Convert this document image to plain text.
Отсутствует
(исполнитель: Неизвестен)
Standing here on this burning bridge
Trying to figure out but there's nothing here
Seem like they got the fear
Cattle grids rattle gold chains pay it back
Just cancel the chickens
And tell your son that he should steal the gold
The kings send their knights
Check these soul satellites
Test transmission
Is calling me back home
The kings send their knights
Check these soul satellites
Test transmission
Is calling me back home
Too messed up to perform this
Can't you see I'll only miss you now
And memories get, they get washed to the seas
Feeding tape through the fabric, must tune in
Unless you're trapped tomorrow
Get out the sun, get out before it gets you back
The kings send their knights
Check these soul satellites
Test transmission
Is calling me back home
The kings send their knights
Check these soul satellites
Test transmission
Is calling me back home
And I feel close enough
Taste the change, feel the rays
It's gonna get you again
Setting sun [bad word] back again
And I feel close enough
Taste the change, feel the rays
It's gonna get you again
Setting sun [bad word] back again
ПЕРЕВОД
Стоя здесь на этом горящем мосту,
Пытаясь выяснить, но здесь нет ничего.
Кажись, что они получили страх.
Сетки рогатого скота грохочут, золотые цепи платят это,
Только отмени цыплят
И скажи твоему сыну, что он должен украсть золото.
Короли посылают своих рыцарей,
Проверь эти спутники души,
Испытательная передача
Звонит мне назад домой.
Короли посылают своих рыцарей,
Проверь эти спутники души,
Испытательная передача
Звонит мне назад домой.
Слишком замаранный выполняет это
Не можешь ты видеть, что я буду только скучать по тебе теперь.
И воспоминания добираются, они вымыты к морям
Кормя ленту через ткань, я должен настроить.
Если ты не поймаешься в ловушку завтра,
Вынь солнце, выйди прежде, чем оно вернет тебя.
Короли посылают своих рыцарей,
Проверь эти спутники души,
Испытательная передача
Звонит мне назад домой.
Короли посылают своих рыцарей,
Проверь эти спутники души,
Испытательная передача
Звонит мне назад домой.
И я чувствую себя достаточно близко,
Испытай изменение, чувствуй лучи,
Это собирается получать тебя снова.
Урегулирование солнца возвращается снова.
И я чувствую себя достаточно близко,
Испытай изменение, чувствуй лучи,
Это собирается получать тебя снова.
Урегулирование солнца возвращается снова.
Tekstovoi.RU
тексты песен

- - - -

_STATED EXERCISE_. Please restate the data word for word, every record included.

_RESPONSE_.
Convert this document image to plain text.
Отсутствует
(исполнитель: Неизвестен)
Standing here on this burning bridge
Trying to figure out but there's nothing here
Seem like they got the fear
Cattle grids rattle gold chains pay it back
Just cancel the chickens
And tell your son that he should steal the gold
The kings send their knights
Check these soul satellites
Test transmission
Is calling me back home
The kings send their knights
Check these soul satellites
Test transmission
Is calling me back home
Too messed up to perform this
Can't you see I'll only miss you now
And memories get, they get washed to the seas
Feeding tape through the fabric, must tune in
Unless you're trapped tomorrow
Get out the sun, get out before it gets you back
The kings send their knights
Check these soul satellites
Test transmission
Is calling me back home
The kings send their knights
Check these soul satellites
Test transmission
Is calling me back home
And I feel close enough
Taste the change, feel the rays
It's gonna get you again
Setting sun [bad word] back again
And I feel close enough
Taste the change, feel the rays
It's gonna get you again
Setting sun [bad word] back again
ПЕРЕВОД
Стоя здесь на этом горящем мосту,
Пытаясь выяснить, но здесь нет ничего.
Кажись, что они получили страх.
Сетки рогатого скота грохочут, золотые цепи платят это,
Только отмени цыплят
И скажи твоему сыну, что он должен украсть золото.
Короли посылают своих рыцарей,
Проверь эти спутники души,
Испытательная передача
Звонит мне назад домой.
Короли посылают своих рыцарей,
Проверь эти спутники души,
Испытательная передача
Звонит мне назад домой.
Слишком замаранный выполняет это
Не можешь ты видеть, что я буду только скучать по тебе теперь.
И воспоминания добираются, они вымыты к морям
Кормя ленту через ткань, я должен настроить.
Если ты не поймаешься в ловушку завтра,
Вынь солнце, выйди прежде, чем оно вернет тебя.
Короли посылают своих рыцарей,
Проверь эти спутники души,
Испытательная передача
Звонит мне назад домой.
Короли посылают своих рыцарей,
Проверь эти спутники души,
Испытательная передача
Звонит мне назад домой.
И я чувствую себя достаточно близко,
Испытай изменение, чувствуй лучи,
Это собирается получать тебя снова.
Урегулирование солнца возвращается снова.
И я чувствую себя достаточно близко,
Испытай изменение, чувствуй лучи,
Это собирается получать тебя снова.
Урегулирование солнца возвращается снова.
Tekstovoi.RU
тексты песен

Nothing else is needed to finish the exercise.